§ **TASK GOAL**: Output every line of the material exactly, omitting images.
■ ■ ■ ■ ■
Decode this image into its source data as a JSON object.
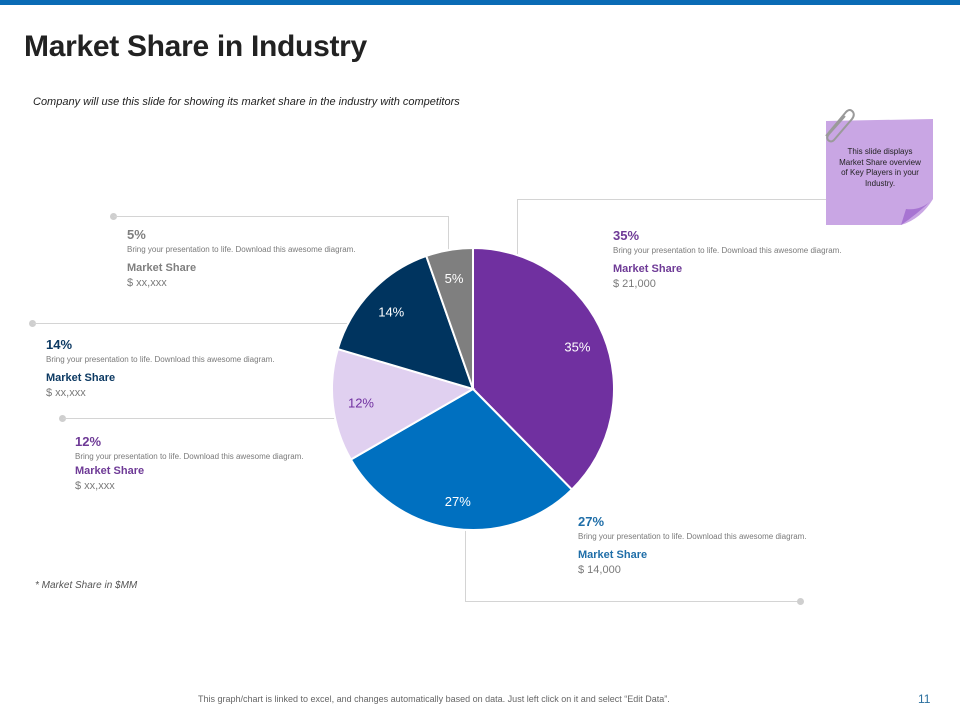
{
  "slide": {
    "title": "Market Share in Industry",
    "subtitle": "Company will use this slide for showing its market share in the industry with competitors",
    "note": "* Market Share in $MM",
    "footer": "This graph/chart is linked to excel, and changes automatically based on data. Just left click on it and select “Edit Data”.",
    "page_number": "11",
    "sticky_note": "This slide displays Market Share overview of Key Players in your Industry."
  },
  "callouts": [
    {
      "pct": "5%",
      "desc": "Bring your presentation to life. Download this awesome diagram.",
      "label": "Market Share",
      "value": "$ xx,xxx",
      "color": "#7f7f7f"
    },
    {
      "pct": "14%",
      "desc": "Bring your presentation to life. Download this awesome diagram.",
      "label": "Market Share",
      "value": "$ xx,xxx",
      "color": "#0d3a63"
    },
    {
      "pct": "12%",
      "desc": "Bring your presentation to life. Download this awesome diagram.",
      "label": "Market Share",
      "value": "$ xx,xxx",
      "color": "#6e3a96"
    },
    {
      "pct": "35%",
      "desc": "Bring your presentation to life. Download this awesome diagram.",
      "label": "Market Share",
      "value": "$ 21,000",
      "color": "#6e3a96"
    },
    {
      "pct": "27%",
      "desc": "Bring your presentation to life. Download this awesome diagram.",
      "label": "Market Share",
      "value": "$ 14,000",
      "color": "#1f6ea8"
    }
  ],
  "chart_data": {
    "type": "pie",
    "title": "",
    "start_angle_deg": 0,
    "direction": "clockwise",
    "categories": [
      "35%",
      "27%",
      "12%",
      "14%",
      "5%"
    ],
    "values": [
      35,
      27,
      12,
      14,
      5
    ],
    "labels": [
      "35%",
      "27%",
      "12%",
      "14%",
      "5%"
    ],
    "colors": [
      "#7030a0",
      "#0070c0",
      "#e0d0f0",
      "#00345f",
      "#7f7f7f"
    ],
    "label_colors": [
      "#ffffff",
      "#ffffff",
      "#7030a0",
      "#ffffff",
      "#ffffff"
    ]
  }
}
■ ■ ■ ■ ■
§ **FINAL RESULT**:
Decode this image into its source data as a JSON object.
{
  "slide": {
    "title": "Market Share in Industry",
    "subtitle": "Company will use this slide for showing its market share in the industry with competitors",
    "note": "* Market Share in $MM",
    "footer": "This graph/chart is linked to excel, and changes automatically based on data. Just left click on it and select “Edit Data”.",
    "page_number": "11",
    "sticky_note": "This slide displays Market Share overview of Key Players in your Industry."
  },
  "callouts": [
    {
      "pct": "5%",
      "desc": "Bring your presentation to life. Download this awesome diagram.",
      "label": "Market Share",
      "value": "$ xx,xxx",
      "color": "#7f7f7f"
    },
    {
      "pct": "14%",
      "desc": "Bring your presentation to life. Download this awesome diagram.",
      "label": "Market Share",
      "value": "$ xx,xxx",
      "color": "#0d3a63"
    },
    {
      "pct": "12%",
      "desc": "Bring your presentation to life. Download this awesome diagram.",
      "label": "Market Share",
      "value": "$ xx,xxx",
      "color": "#6e3a96"
    },
    {
      "pct": "35%",
      "desc": "Bring your presentation to life. Download this awesome diagram.",
      "label": "Market Share",
      "value": "$ 21,000",
      "color": "#6e3a96"
    },
    {
      "pct": "27%",
      "desc": "Bring your presentation to life. Download this awesome diagram.",
      "label": "Market Share",
      "value": "$ 14,000",
      "color": "#1f6ea8"
    }
  ],
  "chart_data": {
    "type": "pie",
    "title": "",
    "start_angle_deg": 0,
    "direction": "clockwise",
    "categories": [
      "35%",
      "27%",
      "12%",
      "14%",
      "5%"
    ],
    "values": [
      35,
      27,
      12,
      14,
      5
    ],
    "labels": [
      "35%",
      "27%",
      "12%",
      "14%",
      "5%"
    ],
    "colors": [
      "#7030a0",
      "#0070c0",
      "#e0d0f0",
      "#00345f",
      "#7f7f7f"
    ],
    "label_colors": [
      "#ffffff",
      "#ffffff",
      "#7030a0",
      "#ffffff",
      "#ffffff"
    ]
  }
}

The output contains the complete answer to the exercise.